Exercise task >> Extract, from the listing that follows, each line containing the word "NGUYỄN".

Stored data:
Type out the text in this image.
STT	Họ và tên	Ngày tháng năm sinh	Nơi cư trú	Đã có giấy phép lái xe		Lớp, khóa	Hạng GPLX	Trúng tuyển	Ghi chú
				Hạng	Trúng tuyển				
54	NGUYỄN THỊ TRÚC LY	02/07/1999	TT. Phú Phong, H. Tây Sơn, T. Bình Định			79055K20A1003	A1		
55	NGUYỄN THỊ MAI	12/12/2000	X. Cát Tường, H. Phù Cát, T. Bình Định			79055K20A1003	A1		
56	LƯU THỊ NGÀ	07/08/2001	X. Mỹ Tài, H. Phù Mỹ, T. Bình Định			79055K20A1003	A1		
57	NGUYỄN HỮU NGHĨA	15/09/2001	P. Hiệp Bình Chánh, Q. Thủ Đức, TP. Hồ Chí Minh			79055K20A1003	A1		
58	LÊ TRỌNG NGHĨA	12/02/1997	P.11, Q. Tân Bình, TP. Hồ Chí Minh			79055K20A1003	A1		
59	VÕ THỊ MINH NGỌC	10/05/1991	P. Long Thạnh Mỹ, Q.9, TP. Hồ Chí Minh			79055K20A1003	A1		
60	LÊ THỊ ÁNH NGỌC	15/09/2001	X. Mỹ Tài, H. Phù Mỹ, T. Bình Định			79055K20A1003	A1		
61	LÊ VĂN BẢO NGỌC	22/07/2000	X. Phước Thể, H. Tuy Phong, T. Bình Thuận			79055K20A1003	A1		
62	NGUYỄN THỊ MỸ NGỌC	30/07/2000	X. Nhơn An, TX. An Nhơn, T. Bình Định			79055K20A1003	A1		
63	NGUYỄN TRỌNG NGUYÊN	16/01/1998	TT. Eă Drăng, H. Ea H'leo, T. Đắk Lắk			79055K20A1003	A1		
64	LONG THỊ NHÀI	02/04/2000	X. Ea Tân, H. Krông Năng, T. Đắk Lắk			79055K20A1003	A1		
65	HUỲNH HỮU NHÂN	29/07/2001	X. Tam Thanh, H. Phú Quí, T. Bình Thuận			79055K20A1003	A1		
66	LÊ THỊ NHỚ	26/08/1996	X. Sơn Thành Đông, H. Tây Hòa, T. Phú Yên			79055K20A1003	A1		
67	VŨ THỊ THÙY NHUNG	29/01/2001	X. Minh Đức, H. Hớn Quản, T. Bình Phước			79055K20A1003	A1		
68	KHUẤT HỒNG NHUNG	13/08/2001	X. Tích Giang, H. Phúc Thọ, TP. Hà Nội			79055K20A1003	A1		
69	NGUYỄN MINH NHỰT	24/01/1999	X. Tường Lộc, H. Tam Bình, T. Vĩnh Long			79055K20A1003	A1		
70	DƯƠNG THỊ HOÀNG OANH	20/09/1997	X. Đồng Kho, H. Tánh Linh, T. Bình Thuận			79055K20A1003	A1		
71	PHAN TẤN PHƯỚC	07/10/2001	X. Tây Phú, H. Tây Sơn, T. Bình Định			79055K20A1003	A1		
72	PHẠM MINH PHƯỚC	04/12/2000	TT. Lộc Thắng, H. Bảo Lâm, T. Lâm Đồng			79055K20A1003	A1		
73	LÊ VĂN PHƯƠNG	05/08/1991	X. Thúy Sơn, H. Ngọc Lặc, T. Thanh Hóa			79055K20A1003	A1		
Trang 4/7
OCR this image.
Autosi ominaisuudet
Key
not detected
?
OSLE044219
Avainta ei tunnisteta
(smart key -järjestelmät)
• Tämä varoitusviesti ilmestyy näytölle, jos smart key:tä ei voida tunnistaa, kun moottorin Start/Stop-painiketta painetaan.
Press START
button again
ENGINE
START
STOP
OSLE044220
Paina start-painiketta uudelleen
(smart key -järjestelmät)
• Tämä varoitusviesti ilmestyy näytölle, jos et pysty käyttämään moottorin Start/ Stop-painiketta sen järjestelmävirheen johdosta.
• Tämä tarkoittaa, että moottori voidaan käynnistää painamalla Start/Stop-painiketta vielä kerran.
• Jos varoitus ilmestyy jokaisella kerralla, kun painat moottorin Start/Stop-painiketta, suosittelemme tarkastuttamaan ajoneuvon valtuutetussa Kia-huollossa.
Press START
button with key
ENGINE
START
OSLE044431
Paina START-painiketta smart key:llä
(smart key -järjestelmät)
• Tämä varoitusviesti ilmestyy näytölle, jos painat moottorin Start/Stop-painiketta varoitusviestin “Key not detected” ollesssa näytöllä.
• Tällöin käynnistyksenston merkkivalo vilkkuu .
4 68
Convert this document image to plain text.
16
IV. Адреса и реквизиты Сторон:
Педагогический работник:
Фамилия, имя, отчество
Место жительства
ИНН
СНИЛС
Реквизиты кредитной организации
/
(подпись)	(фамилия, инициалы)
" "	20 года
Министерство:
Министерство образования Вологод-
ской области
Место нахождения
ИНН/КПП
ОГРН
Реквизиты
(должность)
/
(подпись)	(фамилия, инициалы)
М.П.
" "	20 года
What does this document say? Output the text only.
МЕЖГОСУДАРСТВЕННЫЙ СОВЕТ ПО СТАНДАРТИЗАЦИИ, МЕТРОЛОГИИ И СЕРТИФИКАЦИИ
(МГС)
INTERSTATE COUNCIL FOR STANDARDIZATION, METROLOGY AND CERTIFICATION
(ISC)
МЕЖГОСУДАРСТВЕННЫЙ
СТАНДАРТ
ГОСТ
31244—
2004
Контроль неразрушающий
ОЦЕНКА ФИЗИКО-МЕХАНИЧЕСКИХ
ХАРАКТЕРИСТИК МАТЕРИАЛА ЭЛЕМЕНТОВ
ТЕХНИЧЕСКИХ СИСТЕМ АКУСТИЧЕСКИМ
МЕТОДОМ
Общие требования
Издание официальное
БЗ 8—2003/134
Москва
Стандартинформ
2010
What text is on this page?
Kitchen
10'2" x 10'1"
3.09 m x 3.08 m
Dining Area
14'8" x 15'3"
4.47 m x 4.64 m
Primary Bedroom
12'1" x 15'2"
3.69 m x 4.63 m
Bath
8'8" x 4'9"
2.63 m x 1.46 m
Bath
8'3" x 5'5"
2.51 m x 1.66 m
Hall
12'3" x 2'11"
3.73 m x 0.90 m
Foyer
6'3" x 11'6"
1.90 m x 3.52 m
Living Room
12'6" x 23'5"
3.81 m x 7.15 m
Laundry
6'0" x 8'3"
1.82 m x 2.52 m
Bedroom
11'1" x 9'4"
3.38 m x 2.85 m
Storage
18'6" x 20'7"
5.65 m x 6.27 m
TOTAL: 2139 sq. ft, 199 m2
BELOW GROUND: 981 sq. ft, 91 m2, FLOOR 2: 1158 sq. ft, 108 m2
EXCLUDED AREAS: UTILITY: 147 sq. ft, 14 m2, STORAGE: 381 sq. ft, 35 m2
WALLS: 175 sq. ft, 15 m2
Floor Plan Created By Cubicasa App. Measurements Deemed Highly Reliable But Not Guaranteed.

Problem solution >>
54	NGUYỄN THỊ TRÚC LY	02/07/1999	TT. Phú Phong, H. Tây Sơn, T. Bình Định			79055K20A1003	A1		
55	NGUYỄN THỊ MAI	12/12/2000	X. Cát Tường, H. Phù Cát, T. Bình Định			79055K20A1003	A1		
57	NGUYỄN HỮU NGHĨA	15/09/2001	P. Hiệp Bình Chánh, Q. Thủ Đức, TP. Hồ Chí Minh			79055K20A1003	A1		
62	NGUYỄN THỊ MỸ NGỌC	30/07/2000	X. Nhơn An, TX. An Nhơn, T. Bình Định			79055K20A1003	A1		
63	NGUYỄN TRỌNG NGUYÊN	16/01/1998	TT. Eă Drăng, H. Ea H'leo, T. Đắk Lắk			79055K20A1003	A1		
69	NGUYỄN MINH NHỰT	24/01/1999	X. Tường Lộc, H. Tam Bình, T. Vĩnh Long			79055K20A1003	A1		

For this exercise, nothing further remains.